-- Materials provided start --

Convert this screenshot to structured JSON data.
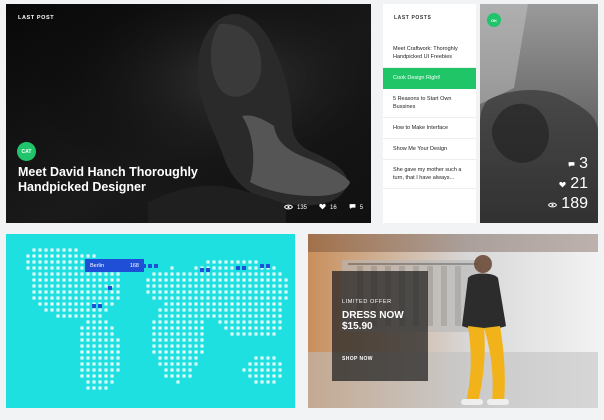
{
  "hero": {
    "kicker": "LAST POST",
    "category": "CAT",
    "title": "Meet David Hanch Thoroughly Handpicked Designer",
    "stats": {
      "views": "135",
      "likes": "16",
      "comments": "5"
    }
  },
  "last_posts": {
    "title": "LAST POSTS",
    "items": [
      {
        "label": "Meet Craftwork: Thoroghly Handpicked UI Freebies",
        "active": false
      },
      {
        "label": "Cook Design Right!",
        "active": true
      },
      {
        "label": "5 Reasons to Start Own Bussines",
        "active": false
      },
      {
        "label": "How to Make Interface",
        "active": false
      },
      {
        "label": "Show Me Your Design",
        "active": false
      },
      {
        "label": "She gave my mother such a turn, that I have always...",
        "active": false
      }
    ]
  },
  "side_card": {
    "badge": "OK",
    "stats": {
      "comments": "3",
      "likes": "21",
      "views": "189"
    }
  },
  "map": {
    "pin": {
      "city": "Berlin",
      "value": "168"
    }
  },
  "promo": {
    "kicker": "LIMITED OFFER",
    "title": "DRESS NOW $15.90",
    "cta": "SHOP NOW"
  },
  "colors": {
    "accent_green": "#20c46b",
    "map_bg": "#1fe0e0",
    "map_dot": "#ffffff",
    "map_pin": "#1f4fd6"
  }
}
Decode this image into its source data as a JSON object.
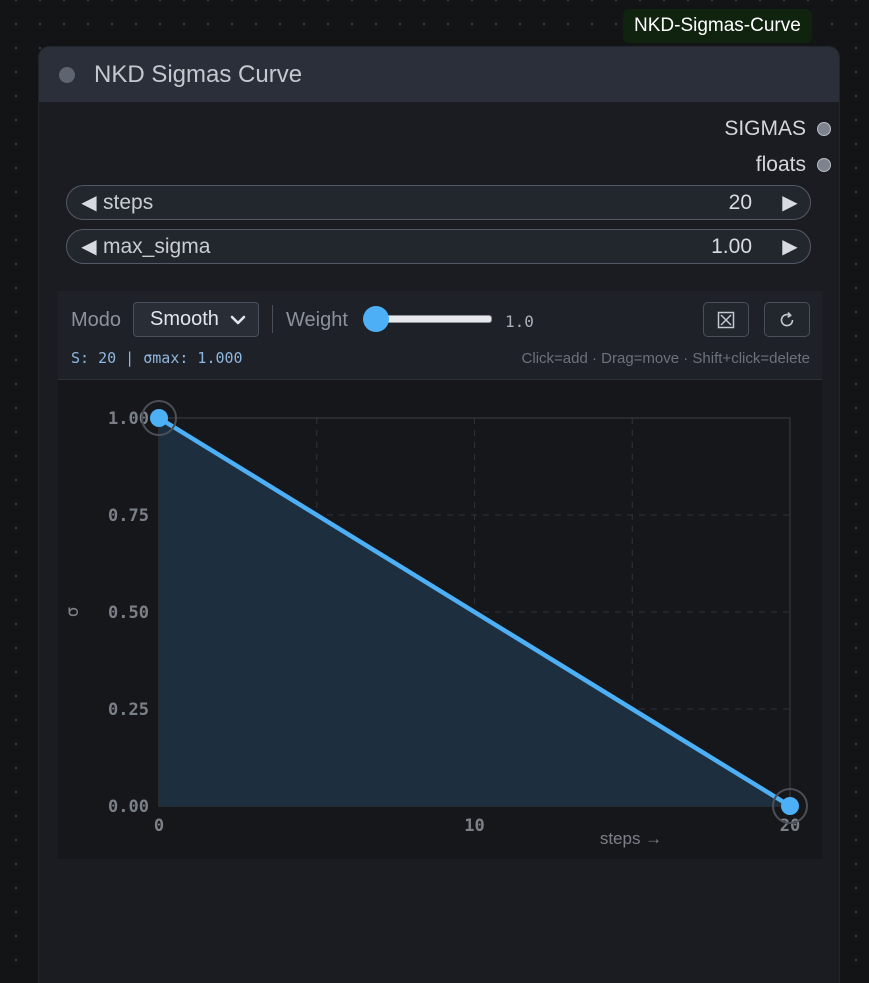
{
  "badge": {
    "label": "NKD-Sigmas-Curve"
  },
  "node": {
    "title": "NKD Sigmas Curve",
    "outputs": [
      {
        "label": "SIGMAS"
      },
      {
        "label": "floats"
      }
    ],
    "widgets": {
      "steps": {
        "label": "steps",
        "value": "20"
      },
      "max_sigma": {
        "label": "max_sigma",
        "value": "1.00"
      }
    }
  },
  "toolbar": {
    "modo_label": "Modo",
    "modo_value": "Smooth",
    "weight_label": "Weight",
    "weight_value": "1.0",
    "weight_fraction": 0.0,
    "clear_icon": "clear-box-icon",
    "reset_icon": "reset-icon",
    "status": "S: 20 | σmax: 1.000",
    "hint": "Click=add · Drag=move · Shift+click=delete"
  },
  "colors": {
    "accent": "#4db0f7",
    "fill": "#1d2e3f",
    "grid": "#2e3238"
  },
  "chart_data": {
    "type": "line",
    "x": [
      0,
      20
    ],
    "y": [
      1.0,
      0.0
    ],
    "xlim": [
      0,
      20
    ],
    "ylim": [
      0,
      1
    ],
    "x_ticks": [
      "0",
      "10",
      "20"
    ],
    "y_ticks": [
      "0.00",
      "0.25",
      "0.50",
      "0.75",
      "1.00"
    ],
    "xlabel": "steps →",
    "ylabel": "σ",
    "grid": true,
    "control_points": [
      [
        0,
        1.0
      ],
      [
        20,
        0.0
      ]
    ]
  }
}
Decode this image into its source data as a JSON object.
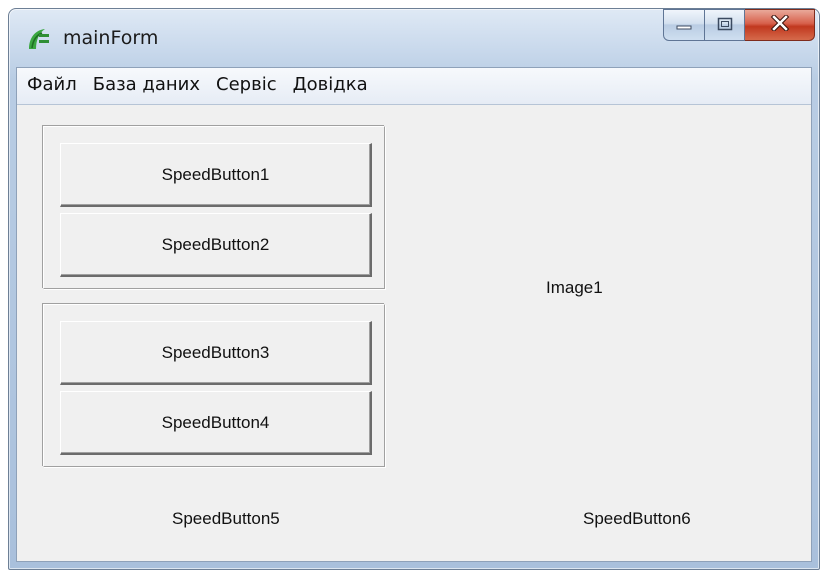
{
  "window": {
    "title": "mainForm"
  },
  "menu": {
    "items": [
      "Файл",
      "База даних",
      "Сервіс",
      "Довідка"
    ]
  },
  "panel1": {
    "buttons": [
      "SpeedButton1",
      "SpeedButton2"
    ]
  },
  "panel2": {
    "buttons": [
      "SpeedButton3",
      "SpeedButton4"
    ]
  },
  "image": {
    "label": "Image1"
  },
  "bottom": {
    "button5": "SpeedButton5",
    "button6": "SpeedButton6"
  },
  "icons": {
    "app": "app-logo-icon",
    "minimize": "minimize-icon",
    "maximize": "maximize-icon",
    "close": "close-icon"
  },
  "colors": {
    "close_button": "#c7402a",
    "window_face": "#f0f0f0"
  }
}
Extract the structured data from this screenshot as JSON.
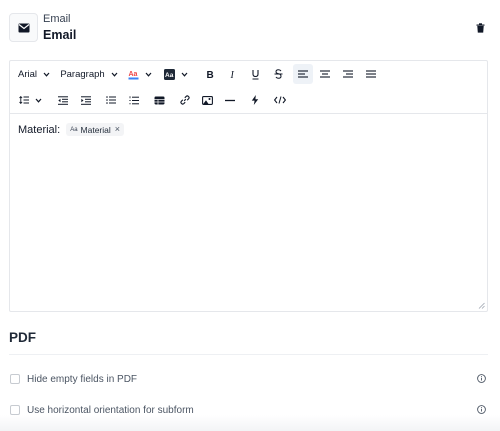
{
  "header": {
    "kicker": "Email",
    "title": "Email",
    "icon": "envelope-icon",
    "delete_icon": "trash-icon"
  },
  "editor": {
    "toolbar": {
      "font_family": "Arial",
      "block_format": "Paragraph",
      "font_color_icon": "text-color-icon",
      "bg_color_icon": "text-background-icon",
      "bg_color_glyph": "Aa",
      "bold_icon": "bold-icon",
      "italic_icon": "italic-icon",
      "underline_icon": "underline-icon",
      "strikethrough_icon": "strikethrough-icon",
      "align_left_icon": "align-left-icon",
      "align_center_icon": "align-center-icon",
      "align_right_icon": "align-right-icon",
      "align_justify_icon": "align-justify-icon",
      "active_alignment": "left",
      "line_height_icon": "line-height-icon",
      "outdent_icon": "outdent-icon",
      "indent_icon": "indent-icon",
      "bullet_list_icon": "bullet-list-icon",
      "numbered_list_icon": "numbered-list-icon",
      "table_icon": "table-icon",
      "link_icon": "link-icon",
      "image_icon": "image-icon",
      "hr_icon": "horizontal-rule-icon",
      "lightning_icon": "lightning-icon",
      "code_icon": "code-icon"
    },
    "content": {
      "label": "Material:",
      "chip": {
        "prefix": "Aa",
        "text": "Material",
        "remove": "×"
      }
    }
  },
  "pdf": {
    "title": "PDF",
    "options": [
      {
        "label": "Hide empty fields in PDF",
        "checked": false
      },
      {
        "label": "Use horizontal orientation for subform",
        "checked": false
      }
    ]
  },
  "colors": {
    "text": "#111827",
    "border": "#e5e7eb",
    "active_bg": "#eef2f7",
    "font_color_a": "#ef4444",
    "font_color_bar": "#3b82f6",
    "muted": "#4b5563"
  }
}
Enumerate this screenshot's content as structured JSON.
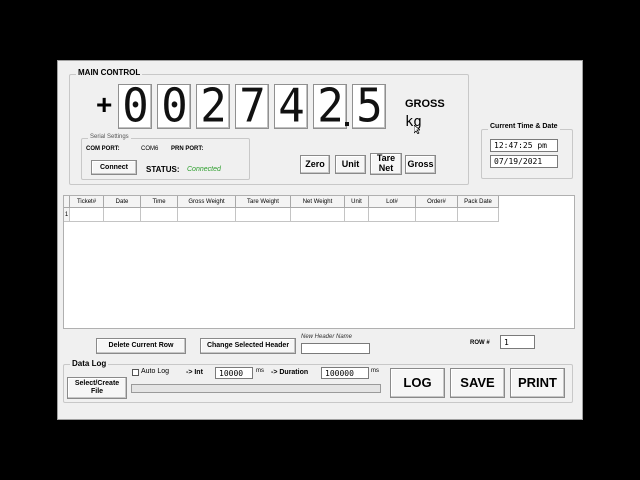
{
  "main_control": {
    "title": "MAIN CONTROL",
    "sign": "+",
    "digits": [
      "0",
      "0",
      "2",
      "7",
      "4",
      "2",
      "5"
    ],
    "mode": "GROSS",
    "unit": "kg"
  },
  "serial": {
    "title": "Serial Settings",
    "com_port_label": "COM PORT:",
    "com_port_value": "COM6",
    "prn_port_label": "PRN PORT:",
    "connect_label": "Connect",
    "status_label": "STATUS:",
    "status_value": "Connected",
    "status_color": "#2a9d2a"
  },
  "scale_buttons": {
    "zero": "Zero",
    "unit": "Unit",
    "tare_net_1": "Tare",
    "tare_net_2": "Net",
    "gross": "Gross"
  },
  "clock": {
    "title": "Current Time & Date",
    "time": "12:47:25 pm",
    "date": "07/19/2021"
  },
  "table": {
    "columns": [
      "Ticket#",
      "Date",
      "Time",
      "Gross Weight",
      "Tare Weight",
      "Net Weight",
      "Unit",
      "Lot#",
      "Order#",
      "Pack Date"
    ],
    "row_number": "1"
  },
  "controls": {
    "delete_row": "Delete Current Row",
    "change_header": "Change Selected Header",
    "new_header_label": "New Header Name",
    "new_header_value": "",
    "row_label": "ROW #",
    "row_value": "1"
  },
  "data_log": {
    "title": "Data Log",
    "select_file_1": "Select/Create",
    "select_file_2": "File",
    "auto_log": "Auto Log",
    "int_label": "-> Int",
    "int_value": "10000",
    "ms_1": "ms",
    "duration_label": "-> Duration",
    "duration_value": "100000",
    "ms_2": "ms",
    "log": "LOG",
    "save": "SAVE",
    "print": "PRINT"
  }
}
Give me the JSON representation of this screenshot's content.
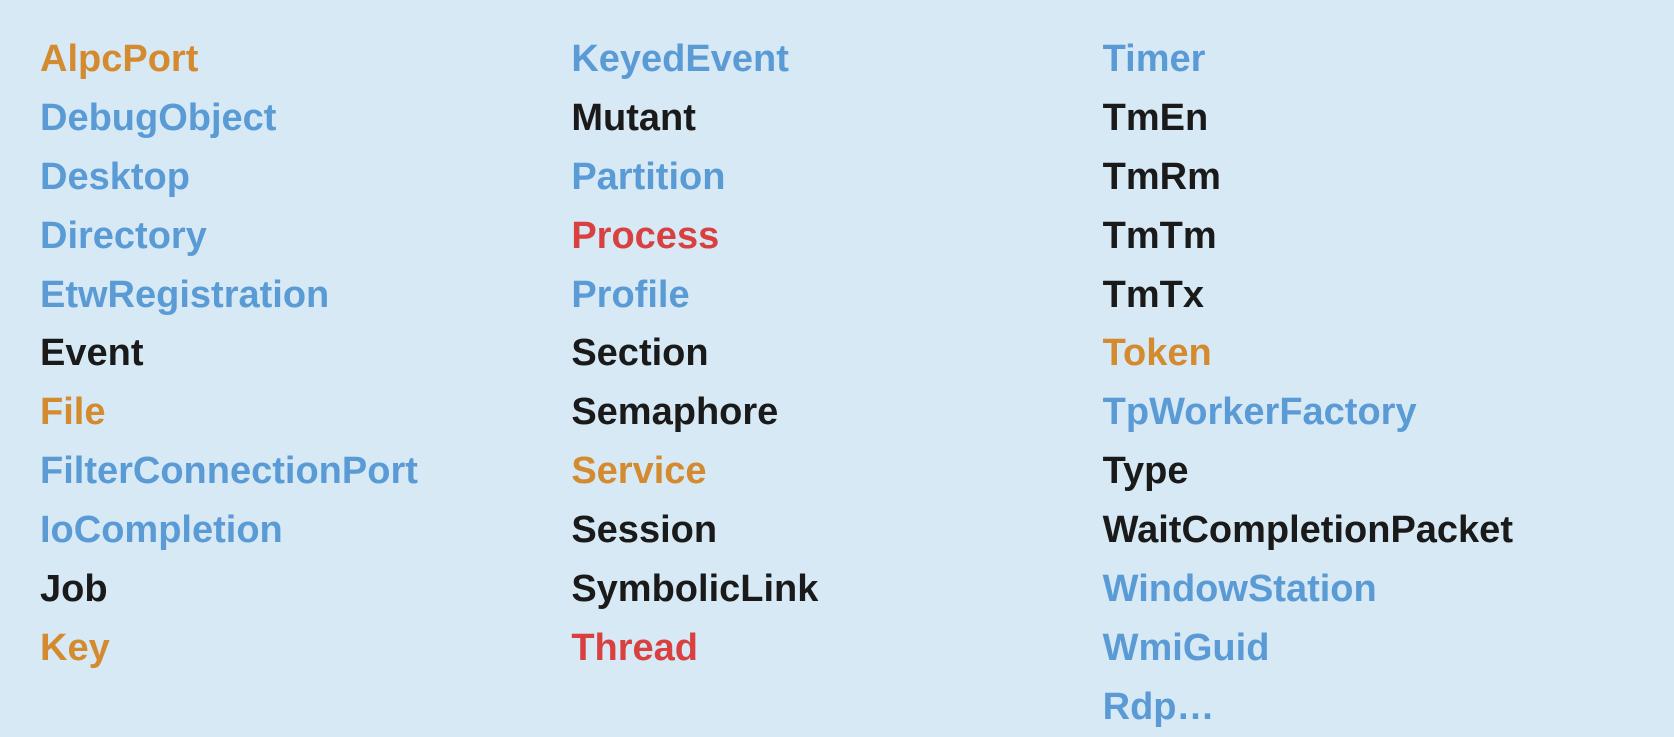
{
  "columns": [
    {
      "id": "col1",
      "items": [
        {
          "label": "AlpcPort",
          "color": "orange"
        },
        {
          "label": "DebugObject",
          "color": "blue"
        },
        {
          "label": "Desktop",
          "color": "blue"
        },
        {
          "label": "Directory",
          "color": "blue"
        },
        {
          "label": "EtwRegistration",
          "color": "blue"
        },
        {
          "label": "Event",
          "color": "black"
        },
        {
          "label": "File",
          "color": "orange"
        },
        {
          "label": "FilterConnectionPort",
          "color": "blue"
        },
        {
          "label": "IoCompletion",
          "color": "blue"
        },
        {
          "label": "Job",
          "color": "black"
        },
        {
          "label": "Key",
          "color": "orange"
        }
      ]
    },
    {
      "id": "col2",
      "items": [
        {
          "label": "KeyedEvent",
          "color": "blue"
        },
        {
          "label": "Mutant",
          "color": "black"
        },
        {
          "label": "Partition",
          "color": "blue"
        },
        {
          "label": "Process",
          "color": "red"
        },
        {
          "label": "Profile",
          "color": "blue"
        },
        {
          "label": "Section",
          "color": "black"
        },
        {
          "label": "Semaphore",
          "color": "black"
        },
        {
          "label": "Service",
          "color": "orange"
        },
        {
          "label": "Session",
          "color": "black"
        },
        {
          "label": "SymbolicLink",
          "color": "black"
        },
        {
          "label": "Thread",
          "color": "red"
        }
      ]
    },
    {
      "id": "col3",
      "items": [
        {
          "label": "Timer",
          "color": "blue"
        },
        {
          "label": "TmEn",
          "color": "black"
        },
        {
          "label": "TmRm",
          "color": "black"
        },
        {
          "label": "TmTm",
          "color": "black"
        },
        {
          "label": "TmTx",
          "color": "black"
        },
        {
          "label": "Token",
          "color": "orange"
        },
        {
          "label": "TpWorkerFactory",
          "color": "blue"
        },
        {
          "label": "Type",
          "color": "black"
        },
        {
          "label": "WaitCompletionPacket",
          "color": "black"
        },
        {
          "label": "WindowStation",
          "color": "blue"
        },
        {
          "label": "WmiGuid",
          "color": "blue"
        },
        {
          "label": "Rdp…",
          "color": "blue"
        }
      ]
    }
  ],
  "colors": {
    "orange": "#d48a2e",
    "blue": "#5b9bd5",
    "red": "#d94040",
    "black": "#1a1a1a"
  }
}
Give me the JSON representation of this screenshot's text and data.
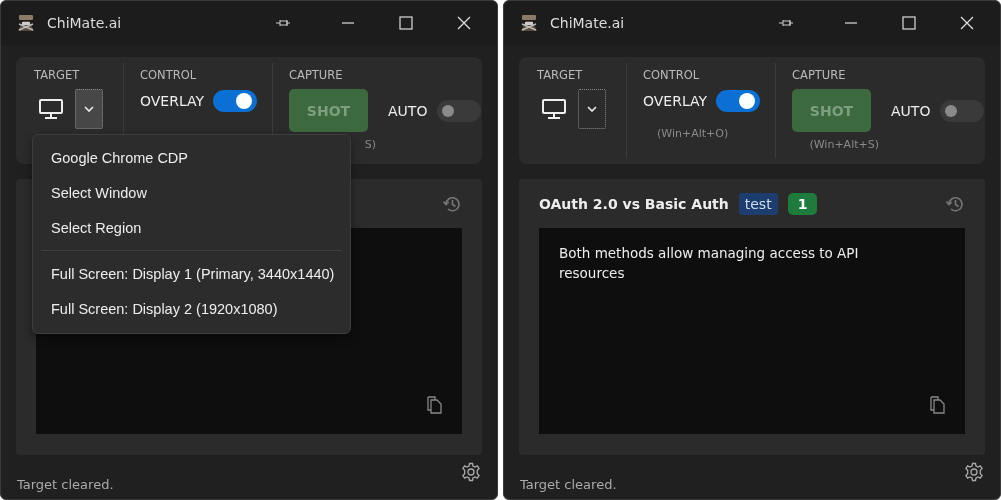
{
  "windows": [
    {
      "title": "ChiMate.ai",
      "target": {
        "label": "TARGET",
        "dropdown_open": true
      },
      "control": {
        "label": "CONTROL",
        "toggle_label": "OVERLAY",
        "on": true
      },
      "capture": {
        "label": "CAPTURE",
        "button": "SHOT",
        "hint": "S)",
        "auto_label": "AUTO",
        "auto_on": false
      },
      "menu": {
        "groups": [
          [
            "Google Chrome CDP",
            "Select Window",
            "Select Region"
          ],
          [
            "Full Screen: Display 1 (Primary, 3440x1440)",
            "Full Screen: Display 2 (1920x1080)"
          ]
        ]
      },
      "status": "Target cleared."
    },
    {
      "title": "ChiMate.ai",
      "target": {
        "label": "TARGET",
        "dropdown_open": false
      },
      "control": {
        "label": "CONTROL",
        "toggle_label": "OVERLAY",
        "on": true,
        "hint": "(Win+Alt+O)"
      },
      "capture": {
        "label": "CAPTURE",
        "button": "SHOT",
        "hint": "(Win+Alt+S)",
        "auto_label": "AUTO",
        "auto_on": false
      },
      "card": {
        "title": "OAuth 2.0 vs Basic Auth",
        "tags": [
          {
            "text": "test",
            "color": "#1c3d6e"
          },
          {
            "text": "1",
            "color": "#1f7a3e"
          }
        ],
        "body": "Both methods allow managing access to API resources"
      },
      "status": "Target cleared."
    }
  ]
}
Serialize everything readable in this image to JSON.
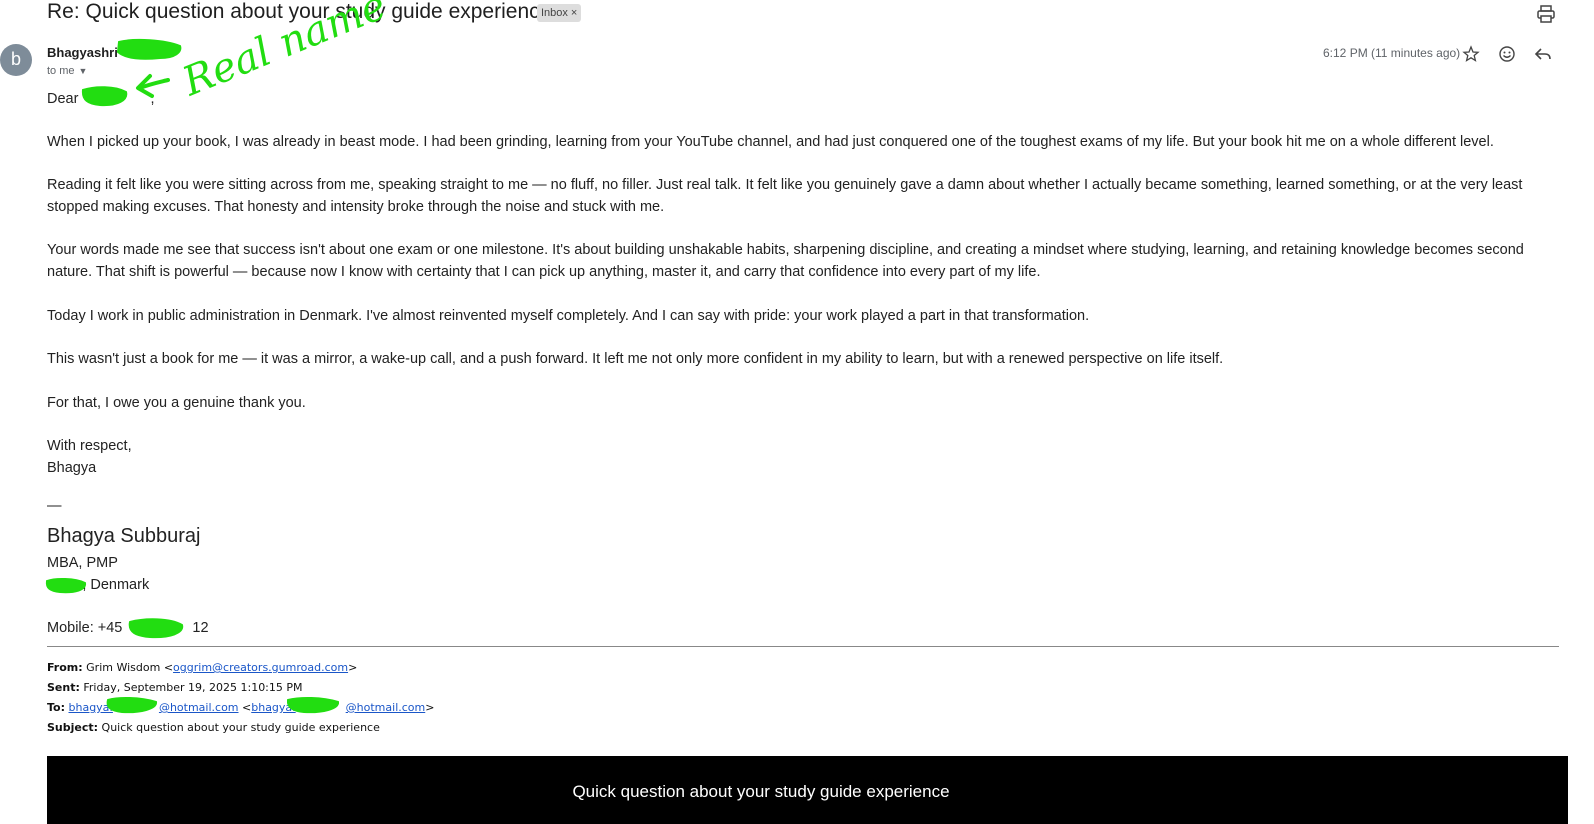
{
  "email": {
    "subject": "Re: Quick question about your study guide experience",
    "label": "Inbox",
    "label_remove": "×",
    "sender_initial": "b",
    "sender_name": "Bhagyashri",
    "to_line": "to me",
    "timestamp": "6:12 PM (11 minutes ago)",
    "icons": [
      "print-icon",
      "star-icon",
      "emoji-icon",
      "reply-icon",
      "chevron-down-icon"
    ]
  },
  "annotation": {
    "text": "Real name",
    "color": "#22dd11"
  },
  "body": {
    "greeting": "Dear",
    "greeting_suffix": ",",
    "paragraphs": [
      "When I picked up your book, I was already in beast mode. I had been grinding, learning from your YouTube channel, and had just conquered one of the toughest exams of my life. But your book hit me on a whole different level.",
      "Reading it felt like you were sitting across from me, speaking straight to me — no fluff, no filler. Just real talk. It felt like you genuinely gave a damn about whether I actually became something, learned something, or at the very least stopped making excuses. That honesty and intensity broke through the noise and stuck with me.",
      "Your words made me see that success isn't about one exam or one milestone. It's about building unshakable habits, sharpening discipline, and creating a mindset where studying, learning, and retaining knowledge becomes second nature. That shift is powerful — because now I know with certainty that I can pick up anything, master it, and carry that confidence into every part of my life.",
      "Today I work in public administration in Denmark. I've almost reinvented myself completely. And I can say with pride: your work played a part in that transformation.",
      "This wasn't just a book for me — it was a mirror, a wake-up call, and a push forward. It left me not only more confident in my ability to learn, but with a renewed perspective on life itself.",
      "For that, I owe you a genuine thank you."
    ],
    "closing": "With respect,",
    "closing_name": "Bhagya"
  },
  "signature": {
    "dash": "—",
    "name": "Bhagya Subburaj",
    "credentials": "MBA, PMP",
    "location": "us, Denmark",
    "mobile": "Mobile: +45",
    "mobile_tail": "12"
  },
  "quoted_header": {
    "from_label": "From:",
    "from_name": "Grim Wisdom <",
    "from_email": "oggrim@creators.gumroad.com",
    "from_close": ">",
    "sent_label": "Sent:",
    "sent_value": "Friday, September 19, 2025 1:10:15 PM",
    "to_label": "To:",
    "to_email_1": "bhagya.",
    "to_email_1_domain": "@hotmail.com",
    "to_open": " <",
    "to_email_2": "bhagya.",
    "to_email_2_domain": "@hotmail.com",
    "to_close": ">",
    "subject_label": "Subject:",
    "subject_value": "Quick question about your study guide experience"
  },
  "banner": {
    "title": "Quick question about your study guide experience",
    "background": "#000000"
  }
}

-- Materials provided end --

• [Set task] Copy out each line of the records that holds the string "content".

• [Answer for this exercise]
    "content": {
Enumerate this screenshot's content as structured JSON.
Give me the JSON representation of this screenshot's content.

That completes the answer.